> The exercise:
Find each line with the string "JSON" and report it.
##### Data for processing
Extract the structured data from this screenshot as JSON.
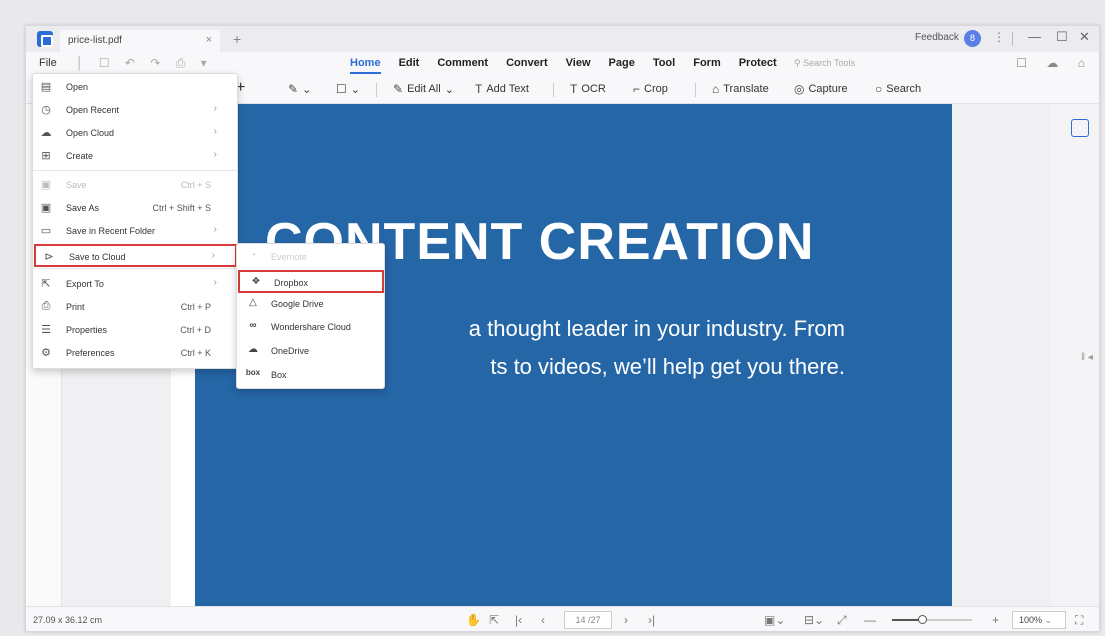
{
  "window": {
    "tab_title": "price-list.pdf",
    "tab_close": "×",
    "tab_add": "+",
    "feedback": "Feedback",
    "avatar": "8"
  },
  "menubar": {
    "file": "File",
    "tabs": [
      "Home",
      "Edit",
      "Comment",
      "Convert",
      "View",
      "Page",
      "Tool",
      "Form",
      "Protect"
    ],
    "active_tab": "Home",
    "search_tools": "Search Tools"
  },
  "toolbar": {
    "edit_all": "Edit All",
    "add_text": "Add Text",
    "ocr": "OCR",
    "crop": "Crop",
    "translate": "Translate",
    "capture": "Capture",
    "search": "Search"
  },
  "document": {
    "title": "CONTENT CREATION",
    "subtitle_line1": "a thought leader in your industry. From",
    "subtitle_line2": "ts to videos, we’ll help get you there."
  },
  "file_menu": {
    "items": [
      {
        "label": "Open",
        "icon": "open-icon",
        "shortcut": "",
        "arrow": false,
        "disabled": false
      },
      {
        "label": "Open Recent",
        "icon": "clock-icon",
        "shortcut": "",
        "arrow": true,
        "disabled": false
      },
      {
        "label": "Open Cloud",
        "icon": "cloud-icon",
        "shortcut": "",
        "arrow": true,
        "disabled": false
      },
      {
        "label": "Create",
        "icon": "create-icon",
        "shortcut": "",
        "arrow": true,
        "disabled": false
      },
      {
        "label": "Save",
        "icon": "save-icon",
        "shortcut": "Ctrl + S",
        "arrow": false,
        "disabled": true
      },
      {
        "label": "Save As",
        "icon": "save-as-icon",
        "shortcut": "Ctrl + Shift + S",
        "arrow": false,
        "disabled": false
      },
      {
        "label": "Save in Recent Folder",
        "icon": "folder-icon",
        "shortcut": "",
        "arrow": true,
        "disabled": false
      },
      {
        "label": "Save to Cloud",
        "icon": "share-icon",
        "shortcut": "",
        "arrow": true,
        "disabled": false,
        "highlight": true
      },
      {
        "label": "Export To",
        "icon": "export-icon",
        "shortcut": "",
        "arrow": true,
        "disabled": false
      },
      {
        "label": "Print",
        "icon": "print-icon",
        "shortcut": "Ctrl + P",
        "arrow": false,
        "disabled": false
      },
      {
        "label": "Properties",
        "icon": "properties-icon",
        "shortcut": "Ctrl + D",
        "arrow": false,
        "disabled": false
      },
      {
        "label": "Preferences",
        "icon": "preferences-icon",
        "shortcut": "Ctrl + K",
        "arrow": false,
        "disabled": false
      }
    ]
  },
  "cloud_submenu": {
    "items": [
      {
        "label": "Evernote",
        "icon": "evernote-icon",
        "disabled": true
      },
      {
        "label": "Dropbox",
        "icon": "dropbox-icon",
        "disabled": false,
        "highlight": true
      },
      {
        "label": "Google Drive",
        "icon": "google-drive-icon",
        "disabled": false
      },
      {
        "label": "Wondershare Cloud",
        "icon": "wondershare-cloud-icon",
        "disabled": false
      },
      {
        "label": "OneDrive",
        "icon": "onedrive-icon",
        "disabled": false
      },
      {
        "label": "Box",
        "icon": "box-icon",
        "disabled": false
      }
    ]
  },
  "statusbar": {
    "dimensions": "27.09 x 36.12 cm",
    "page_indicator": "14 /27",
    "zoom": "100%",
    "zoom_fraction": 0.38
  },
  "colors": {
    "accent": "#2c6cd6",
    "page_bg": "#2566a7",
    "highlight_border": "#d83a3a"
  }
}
##########
##### Data for processing
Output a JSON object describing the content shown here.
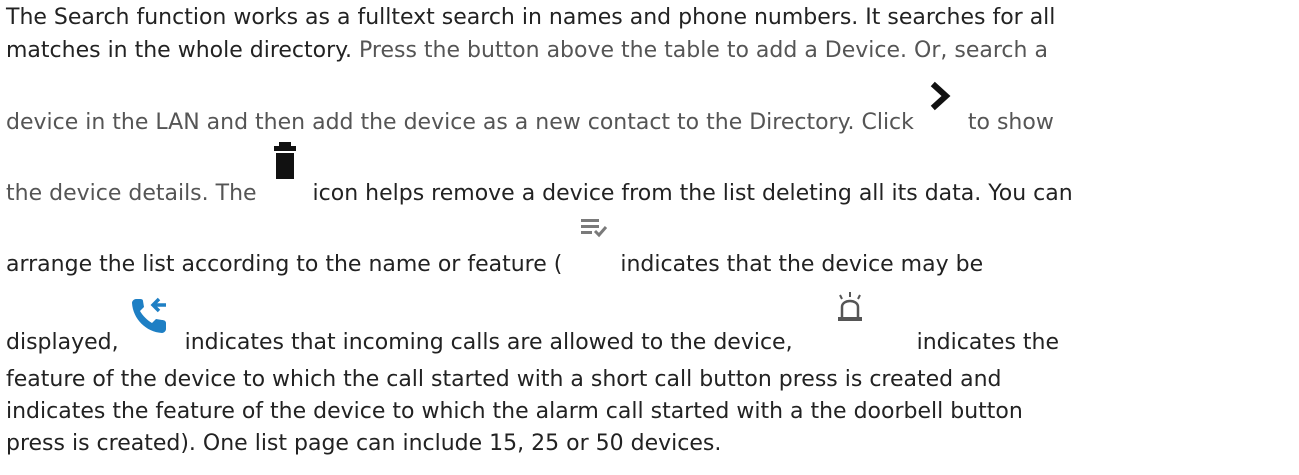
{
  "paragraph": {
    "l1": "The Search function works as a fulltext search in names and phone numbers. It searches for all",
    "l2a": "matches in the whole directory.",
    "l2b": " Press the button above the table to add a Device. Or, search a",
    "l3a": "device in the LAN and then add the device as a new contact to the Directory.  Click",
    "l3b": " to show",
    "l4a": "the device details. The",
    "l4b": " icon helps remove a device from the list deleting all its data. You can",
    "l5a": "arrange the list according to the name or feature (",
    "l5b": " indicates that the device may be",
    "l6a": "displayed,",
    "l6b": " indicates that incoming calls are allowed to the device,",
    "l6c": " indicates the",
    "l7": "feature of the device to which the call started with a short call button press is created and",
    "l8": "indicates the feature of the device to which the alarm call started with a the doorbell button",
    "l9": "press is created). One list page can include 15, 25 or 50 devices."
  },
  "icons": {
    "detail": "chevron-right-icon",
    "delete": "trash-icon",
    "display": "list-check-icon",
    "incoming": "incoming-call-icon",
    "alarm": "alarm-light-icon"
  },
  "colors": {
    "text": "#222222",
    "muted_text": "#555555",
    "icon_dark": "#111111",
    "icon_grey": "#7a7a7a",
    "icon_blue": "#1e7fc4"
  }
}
##########
> Expected output:
Extract the structured data from this screenshot as JSON.
Output a JSON object describing the content shown here.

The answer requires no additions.